> **INSTRUCTIONS FOR THE TASK**
List every line in this data where the string "Support" occurs.
··· DATA TO USE
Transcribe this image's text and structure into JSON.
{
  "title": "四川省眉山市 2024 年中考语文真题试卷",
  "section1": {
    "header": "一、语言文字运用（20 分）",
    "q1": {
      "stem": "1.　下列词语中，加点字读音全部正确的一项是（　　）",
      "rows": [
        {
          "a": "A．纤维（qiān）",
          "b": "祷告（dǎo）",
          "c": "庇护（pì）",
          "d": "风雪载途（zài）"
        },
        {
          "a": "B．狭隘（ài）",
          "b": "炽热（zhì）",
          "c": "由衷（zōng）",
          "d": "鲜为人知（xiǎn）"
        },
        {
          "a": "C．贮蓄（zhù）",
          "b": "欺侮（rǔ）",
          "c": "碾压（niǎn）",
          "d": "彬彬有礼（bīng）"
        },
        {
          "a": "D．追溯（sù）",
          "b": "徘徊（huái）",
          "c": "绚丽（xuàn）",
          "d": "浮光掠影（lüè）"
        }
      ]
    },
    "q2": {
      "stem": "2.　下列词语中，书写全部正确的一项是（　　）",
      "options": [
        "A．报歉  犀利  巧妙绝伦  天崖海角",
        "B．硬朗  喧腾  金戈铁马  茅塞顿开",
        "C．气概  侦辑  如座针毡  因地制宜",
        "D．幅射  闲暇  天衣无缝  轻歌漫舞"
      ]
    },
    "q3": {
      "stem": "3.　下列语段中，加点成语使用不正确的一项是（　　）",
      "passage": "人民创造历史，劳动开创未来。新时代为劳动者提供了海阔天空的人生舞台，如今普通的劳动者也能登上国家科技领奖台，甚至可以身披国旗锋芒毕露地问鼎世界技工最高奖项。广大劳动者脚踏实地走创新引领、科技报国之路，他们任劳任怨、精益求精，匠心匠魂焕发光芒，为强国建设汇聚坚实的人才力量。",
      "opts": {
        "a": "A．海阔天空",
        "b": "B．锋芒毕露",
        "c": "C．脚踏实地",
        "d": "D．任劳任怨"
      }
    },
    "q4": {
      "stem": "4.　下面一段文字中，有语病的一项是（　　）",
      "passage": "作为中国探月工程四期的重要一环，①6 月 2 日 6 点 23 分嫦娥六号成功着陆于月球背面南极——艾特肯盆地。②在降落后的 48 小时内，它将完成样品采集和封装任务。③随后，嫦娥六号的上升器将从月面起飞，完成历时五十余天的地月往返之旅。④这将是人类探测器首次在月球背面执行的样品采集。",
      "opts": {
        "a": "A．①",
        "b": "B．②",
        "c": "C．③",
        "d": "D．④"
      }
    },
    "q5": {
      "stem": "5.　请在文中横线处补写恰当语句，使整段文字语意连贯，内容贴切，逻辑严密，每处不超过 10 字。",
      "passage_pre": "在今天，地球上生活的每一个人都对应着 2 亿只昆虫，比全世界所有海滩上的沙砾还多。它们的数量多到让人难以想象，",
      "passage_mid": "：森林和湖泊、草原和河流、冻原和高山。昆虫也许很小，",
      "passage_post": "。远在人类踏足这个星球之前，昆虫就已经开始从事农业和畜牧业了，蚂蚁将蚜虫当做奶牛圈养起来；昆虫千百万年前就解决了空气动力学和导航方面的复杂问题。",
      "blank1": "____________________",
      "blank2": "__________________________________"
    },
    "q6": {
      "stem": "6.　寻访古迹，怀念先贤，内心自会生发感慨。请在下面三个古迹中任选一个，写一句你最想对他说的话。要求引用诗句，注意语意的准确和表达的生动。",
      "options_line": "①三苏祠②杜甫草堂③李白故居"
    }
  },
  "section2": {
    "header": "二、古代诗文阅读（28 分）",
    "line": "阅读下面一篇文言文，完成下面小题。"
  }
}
······
··· DATA TO USE
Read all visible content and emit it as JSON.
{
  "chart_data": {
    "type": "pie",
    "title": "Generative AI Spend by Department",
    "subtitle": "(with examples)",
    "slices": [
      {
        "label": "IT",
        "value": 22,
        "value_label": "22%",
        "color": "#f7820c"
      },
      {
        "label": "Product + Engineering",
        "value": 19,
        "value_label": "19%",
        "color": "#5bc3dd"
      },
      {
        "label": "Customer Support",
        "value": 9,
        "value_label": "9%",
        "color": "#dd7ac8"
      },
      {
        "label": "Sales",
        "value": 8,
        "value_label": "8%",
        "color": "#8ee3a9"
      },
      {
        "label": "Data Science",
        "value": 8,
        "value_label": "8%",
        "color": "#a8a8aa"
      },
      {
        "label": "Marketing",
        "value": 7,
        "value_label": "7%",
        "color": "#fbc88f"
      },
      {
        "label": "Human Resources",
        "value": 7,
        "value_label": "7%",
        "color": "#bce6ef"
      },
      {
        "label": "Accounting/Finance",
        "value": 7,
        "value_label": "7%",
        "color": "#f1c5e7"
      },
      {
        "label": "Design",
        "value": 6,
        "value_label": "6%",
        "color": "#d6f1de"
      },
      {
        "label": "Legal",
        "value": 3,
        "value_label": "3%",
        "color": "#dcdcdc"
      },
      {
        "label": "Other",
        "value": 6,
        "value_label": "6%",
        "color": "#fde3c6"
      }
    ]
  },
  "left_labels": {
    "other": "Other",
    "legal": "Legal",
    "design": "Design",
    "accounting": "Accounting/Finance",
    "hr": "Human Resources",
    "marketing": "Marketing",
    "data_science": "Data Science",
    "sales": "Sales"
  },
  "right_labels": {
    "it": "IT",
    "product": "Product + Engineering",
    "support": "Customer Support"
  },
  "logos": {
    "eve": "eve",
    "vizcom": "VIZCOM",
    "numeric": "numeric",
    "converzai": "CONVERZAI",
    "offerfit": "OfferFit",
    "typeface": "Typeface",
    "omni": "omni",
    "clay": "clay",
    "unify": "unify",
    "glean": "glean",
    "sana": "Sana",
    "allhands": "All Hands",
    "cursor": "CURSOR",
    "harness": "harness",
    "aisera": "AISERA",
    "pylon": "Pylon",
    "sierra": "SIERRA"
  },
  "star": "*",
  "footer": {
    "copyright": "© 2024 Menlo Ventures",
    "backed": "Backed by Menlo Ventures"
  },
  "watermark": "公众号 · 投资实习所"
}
······
> **CORRECT OUTPUT**
        "label": "Customer Support",
    "support": "Customer Support"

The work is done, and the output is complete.